| Job |
Each line that holds the word "តឥតង" should be returned.

---

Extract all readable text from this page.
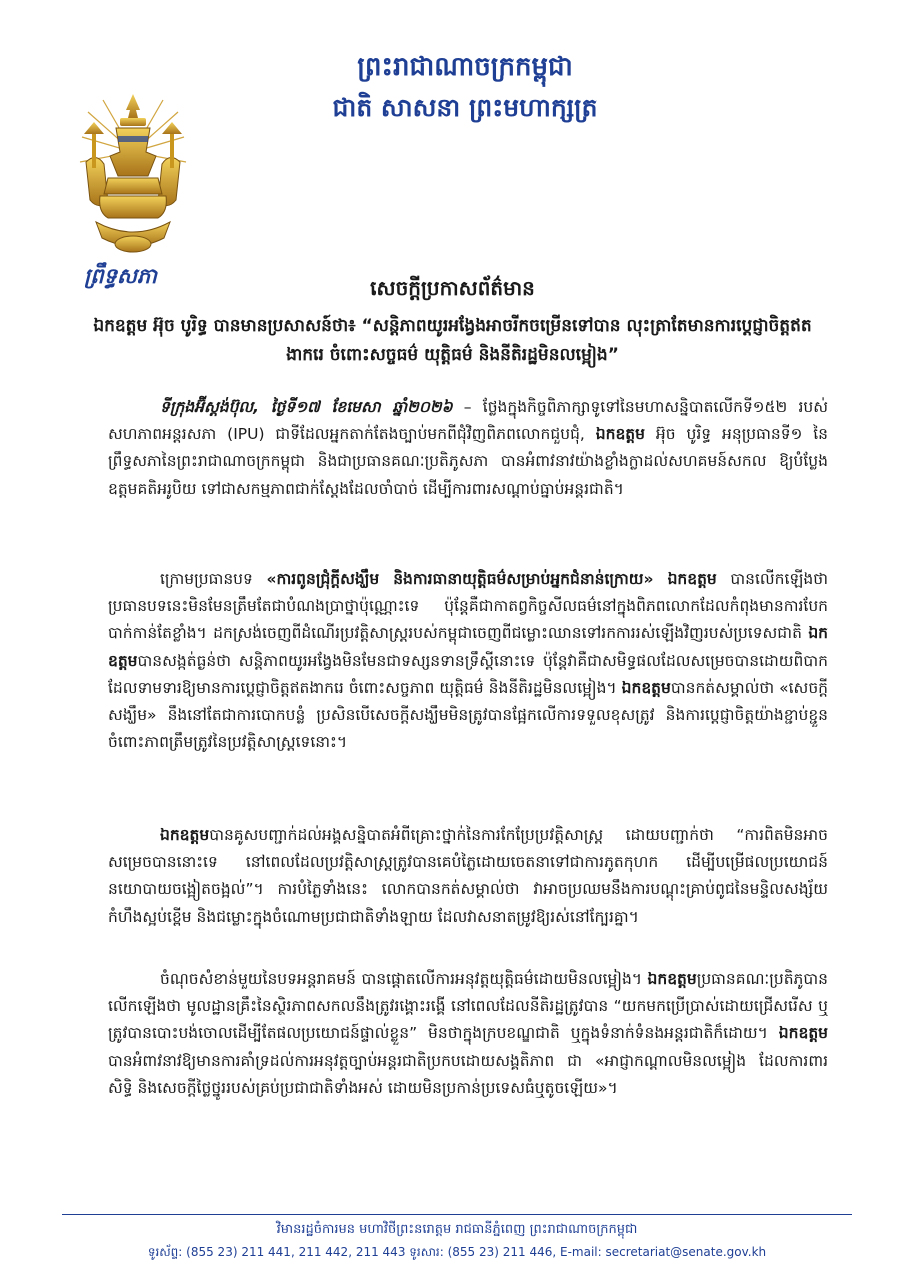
ព្រះរាជាណាចក្រកម្ពុជា
ជាតិ សាសនា ព្រះមហាក្សត្រ
ព្រឹទ្ធសភា	សេចក្តីប្រកាសព័ត៌មាន
ឯកឧត្តម អ៊ុច បូរិទ្ធ បានមានប្រសាសន៍ថា៖ “សន្តិភាពយូរអង្វែងអាចរីកចម្រើនទៅបាន លុះត្រាតែមានការប្តេជ្ញាចិត្តឥតងាករេ ចំពោះសច្ចធម៌ យុត្តិធម៌ និងនីតិរដ្ឋមិនលម្អៀង”
ទីក្រុងអ៊ីស្តង់ប៊ុល, ថ្ងៃទី១៧ ខែមេសា ឆ្នាំ២០២៦ – ថ្លែងក្នុងកិច្ចពិភាក្សាទូទៅនៃមហាសន្និបាតលើកទី១៥២ របស់សហភាពអន្តរសភា (IPU) ជាទីដែលអ្នកតាក់តែងច្បាប់មកពីជុំវិញពិភពលោកជួបជុំ, ឯកឧត្តម អ៊ុច បូរិទ្ធ អនុប្រធានទី១ នៃព្រឹទ្ធសភានៃព្រះរាជាណាចក្រកម្ពុជា និងជាប្រធានគណៈប្រតិភូសភា បានអំពាវនាវយ៉ាងខ្លាំងក្លាដល់សហគមន៍សកល ឱ្យបំប្លែងឧត្តមគតិអរូបិយ ទៅជាសកម្មភាពជាក់ស្តែងដែលចាំបាច់ ដើម្បីការពារសណ្តាប់ធ្នាប់អន្តរជាតិ។
ក្រោមប្រធានបទ «ការពូនជ្រុំក្តីសង្ឃឹម និងការធានាយុត្តិធម៌សម្រាប់អ្នកជំនាន់ក្រោយ» ឯកឧត្តម បានលើកឡើងថា ប្រធានបទនេះមិនមែនត្រឹមតែជាបំណងប្រាថ្នាប៉ុណ្ណោះទេ ប៉ុន្តែគឺជាកាតព្វកិច្ចសីលធម៌នៅក្នុងពិភពលោកដែលកំពុងមានការបែកបាក់កាន់តែខ្លាំង។ ដកស្រង់ចេញពីដំណើរប្រវត្តិសាស្ត្ររបស់កម្ពុជាចេញពីជម្លោះឈានទៅរកការរស់ឡើងវិញរបស់ប្រទេសជាតិ ឯកឧត្តមបានសង្កត់ធ្ងន់ថា សន្តិភាពយូរអង្វែងមិនមែនជាទស្សនទានទ្រឹស្តីនោះទេ ប៉ុន្តែវាគឺជាសមិទ្ធផលដែលសម្រេចបានដោយពិបាក ដែលទាមទារឱ្យមានការប្តេជ្ញាចិត្តឥតងាករេ ចំពោះសច្ចភាព យុត្តិធម៌ និងនីតិរដ្ឋមិនលម្អៀង។ ឯកឧត្តមបានកត់សម្គាល់ថា «សេចក្តីសង្ឃឹម» នឹងនៅតែជាការបោកបន្លំ ប្រសិនបើសេចក្តីសង្ឃឹមមិនត្រូវបានផ្អែកលើការទទួលខុសត្រូវ និងការប្តេជ្ញាចិត្តយ៉ាងខ្ជាប់ខ្ជួនចំពោះភាពត្រឹមត្រូវនៃប្រវត្តិសាស្ត្រទេនោះ។
ឯកឧត្តមបានគូសបញ្ជាក់ដល់អង្គសន្និបាតអំពីគ្រោះថ្នាក់នៃការកែប្រែប្រវត្តិសាស្ត្រ ដោយបញ្ជាក់ថា “ការពិតមិនអាចសម្រេចបាននោះទេ នៅពេលដែលប្រវត្តិសាស្ត្រត្រូវបានគេបំភ្លៃដោយចេតនាទៅជាការភូតកុហក ដើម្បីបម្រើផលប្រយោជន៍នយោបាយចង្អៀតចង្អល់”។ ការបំភ្លៃទាំងនេះ លោកបានកត់សម្គាល់ថា វាអាចប្រឈមនឹងការបណ្តុះគ្រាប់ពូជនៃមន្ទិលសង្ស័យ កំហឹងស្អប់ខ្ពើម និងជម្លោះក្នុងចំណោមប្រជាជាតិទាំងឡាយ ដែលវាសនាតម្រូវឱ្យរស់នៅក្បែរគ្នា។
ចំណុចសំខាន់មួយនៃបទអន្តរាគមន៍ បានផ្តោតលើការអនុវត្តយុត្តិធម៌ដោយមិនលម្អៀង។ ឯកឧត្តមប្រធានគណៈប្រតិភូបានលើកឡើងថា មូលដ្ឋានគ្រឹះនៃស្ថិរភាពសកលនឹងត្រូវរង្គោះរង្គើ នៅពេលដែលនីតិរដ្ឋត្រូវបាន “យកមកប្រើប្រាស់ដោយជ្រើសរើស ឬត្រូវបានបោះបង់ចោលដើម្បីតែផលប្រយោជន៍ផ្ទាល់ខ្លួន” មិនថាក្នុងក្របខណ្ឌជាតិ ឬក្នុងទំនាក់ទំនងអន្តរជាតិក៏ដោយ។ ឯកឧត្តមបានអំពាវនាវឱ្យមានការគាំទ្រដល់ការអនុវត្តច្បាប់អន្តរជាតិប្រកបដោយសង្គតិភាព ជា «អាជ្ញាកណ្តាលមិនលម្អៀង ដែលការពារសិទ្ធិ និងសេចក្តីថ្លៃថ្នូររបស់គ្រប់ប្រជាជាតិទាំងអស់ ដោយមិនប្រកាន់ប្រទេសធំឬតូចឡើយ»។
វិមានរដ្ឋចំការមន មហាវិថីព្រះនរោត្តម រាជធានីភ្នំពេញ ព្រះរាជាណាចក្រកម្ពុជា
ទូរស័ព្ទ: (855 23) 211 441, 211 442, 211 443 ទូរសារ: (855 23) 211 446, E-mail: secretariat@senate.gov.kh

---

| Complete response |
ឯកឧត្តម អ៊ុច បូរិទ្ធ បានមានប្រសាសន៍ថា៖ “សន្តិភាពយូរអង្វែងអាចរីកចម្រើនទៅបាន លុះត្រាតែមានការប្តេជ្ញាចិត្តឥតងាករេ ចំពោះសច្ចធម៌ យុត្តិធម៌ និងនីតិរដ្ឋមិនលម្អៀង”
ក្រោមប្រធានបទ «ការពូនជ្រុំក្តីសង្ឃឹម និងការធានាយុត្តិធម៌សម្រាប់អ្នកជំនាន់ក្រោយ» ឯកឧត្តម បានលើកឡើងថា ប្រធានបទនេះមិនមែនត្រឹមតែជាបំណងប្រាថ្នាប៉ុណ្ណោះទេ ប៉ុន្តែគឺជាកាតព្វកិច្ចសីលធម៌នៅក្នុងពិភពលោកដែលកំពុងមានការបែកបាក់កាន់តែខ្លាំង។ ដកស្រង់ចេញពីដំណើរប្រវត្តិសាស្ត្ររបស់កម្ពុជាចេញពីជម្លោះឈានទៅរកការរស់ឡើងវិញរបស់ប្រទេសជាតិ ឯកឧត្តមបានសង្កត់ធ្ងន់ថា សន្តិភាពយូរអង្វែងមិនមែនជាទស្សនទានទ្រឹស្តីនោះទេ ប៉ុន្តែវាគឺជាសមិទ្ធផលដែលសម្រេចបានដោយពិបាក ដែលទាមទារឱ្យមានការប្តេជ្ញាចិត្តឥតងាករេ ចំពោះសច្ចភាព យុត្តិធម៌ និងនីតិរដ្ឋមិនលម្អៀង។ ឯកឧត្តមបានកត់សម្គាល់ថា «សេចក្តីសង្ឃឹម» នឹងនៅតែជាការបោកបន្លំ ប្រសិនបើសេចក្តីសង្ឃឹមមិនត្រូវបានផ្អែកលើការទទួលខុសត្រូវ និងការប្តេជ្ញាចិត្តយ៉ាងខ្ជាប់ខ្ជួនចំពោះភាពត្រឹមត្រូវនៃប្រវត្តិសាស្ត្រទេនោះ។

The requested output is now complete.